Task brief |
Output all lines exactly.

Stored records:
- - - - - - -

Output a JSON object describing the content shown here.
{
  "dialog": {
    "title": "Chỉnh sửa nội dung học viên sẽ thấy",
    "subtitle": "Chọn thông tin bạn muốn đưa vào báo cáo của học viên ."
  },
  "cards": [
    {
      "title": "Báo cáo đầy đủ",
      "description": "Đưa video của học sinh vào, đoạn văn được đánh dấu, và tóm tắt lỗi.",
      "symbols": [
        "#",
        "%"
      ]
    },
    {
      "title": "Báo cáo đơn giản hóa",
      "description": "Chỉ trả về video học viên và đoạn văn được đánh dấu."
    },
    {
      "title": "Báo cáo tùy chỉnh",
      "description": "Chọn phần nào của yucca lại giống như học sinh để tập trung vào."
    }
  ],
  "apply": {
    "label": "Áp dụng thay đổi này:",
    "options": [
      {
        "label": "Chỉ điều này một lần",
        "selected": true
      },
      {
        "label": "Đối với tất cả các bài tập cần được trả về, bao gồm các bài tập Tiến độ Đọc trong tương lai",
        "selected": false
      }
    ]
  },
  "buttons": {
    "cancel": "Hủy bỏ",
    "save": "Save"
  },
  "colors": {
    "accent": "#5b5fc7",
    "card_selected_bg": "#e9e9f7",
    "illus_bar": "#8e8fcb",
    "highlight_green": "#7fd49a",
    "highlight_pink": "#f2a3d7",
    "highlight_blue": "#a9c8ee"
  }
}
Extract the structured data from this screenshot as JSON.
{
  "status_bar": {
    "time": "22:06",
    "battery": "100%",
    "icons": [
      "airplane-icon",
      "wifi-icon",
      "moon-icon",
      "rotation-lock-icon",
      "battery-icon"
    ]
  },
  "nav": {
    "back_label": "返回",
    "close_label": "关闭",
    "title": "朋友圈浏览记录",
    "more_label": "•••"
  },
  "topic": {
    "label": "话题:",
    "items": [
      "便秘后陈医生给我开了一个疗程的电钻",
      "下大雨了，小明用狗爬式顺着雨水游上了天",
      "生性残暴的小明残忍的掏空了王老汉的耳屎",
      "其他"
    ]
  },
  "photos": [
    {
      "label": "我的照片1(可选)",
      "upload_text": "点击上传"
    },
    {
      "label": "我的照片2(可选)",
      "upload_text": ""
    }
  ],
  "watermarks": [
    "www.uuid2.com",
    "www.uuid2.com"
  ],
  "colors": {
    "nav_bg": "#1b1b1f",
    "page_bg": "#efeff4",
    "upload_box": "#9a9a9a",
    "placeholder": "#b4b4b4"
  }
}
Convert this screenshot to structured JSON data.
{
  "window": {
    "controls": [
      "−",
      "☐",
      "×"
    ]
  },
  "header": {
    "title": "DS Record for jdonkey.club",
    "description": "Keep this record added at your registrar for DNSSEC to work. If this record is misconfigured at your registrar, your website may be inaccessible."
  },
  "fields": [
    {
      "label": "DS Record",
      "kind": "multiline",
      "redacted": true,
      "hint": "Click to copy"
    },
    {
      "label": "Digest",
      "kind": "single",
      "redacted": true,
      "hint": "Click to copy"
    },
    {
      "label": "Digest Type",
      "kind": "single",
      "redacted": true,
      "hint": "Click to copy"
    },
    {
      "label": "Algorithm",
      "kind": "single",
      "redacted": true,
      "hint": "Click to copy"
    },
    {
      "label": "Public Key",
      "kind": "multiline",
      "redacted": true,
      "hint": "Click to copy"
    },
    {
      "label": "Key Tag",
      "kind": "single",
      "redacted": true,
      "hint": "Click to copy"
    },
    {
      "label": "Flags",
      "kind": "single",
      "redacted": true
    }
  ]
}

- - - - - - -

The response |
Output a JSON object describing the content shown here.
{
  "dialog": {
    "title": "Chỉnh sửa nội dung học viên sẽ thấy",
    "subtitle": "Chọn thông tin bạn muốn đưa vào báo cáo của học viên ."
  },
  "cards": [
    {
      "title": "Báo cáo đầy đủ",
      "description": "Đưa video của học sinh vào, đoạn văn được đánh dấu, và tóm tắt lỗi.",
      "symbols": [
        "#",
        "%"
      ]
    },
    {
      "title": "Báo cáo đơn giản hóa",
      "description": "Chỉ trả về video học viên và đoạn văn được đánh dấu."
    },
    {
      "title": "Báo cáo tùy chỉnh",
      "description": "Chọn phần nào của yucca lại giống như học sinh để tập trung vào."
    }
  ],
  "apply": {
    "label": "Áp dụng thay đổi này:",
    "options": [
      {
        "label": "Chỉ điều này một lần",
        "selected": true
      },
      {
        "label": "Đối với tất cả các bài tập cần được trả về, bao gồm các bài tập Tiến độ Đọc trong tương lai",
        "selected": false
      }
    ]
  },
  "buttons": {
    "cancel": "Hủy bỏ",
    "save": "Save"
  },
  "colors": {
    "accent": "#5b5fc7",
    "card_selected_bg": "#e9e9f7",
    "illus_bar": "#8e8fcb",
    "highlight_green": "#7fd49a",
    "highlight_pink": "#f2a3d7",
    "highlight_blue": "#a9c8ee"
  }
}
Extract the structured data from this screenshot as JSON.
{
  "status_bar": {
    "time": "22:06",
    "battery": "100%",
    "icons": [
      "airplane-icon",
      "wifi-icon",
      "moon-icon",
      "rotation-lock-icon",
      "battery-icon"
    ]
  },
  "nav": {
    "back_label": "返回",
    "close_label": "关闭",
    "title": "朋友圈浏览记录",
    "more_label": "•••"
  },
  "topic": {
    "label": "话题:",
    "items": [
      "便秘后陈医生给我开了一个疗程的电钻",
      "下大雨了，小明用狗爬式顺着雨水游上了天",
      "生性残暴的小明残忍的掏空了王老汉的耳屎",
      "其他"
    ]
  },
  "photos": [
    {
      "label": "我的照片1(可选)",
      "upload_text": "点击上传"
    },
    {
      "label": "我的照片2(可选)",
      "upload_text": ""
    }
  ],
  "watermarks": [
    "www.uuid2.com",
    "www.uuid2.com"
  ],
  "colors": {
    "nav_bg": "#1b1b1f",
    "page_bg": "#efeff4",
    "upload_box": "#9a9a9a",
    "placeholder": "#b4b4b4"
  }
}
Convert this screenshot to structured JSON data.
{
  "window": {
    "controls": [
      "−",
      "☐",
      "×"
    ]
  },
  "header": {
    "title": "DS Record for jdonkey.club",
    "description": "Keep this record added at your registrar for DNSSEC to work. If this record is misconfigured at your registrar, your website may be inaccessible."
  },
  "fields": [
    {
      "label": "DS Record",
      "kind": "multiline",
      "redacted": true,
      "hint": "Click to copy"
    },
    {
      "label": "Digest",
      "kind": "single",
      "redacted": true,
      "hint": "Click to copy"
    },
    {
      "label": "Digest Type",
      "kind": "single",
      "redacted": true,
      "hint": "Click to copy"
    },
    {
      "label": "Algorithm",
      "kind": "single",
      "redacted": true,
      "hint": "Click to copy"
    },
    {
      "label": "Public Key",
      "kind": "multiline",
      "redacted": true,
      "hint": "Click to copy"
    },
    {
      "label": "Key Tag",
      "kind": "single",
      "redacted": true,
      "hint": "Click to copy"
    },
    {
      "label": "Flags",
      "kind": "single",
      "redacted": true
    }
  ]
}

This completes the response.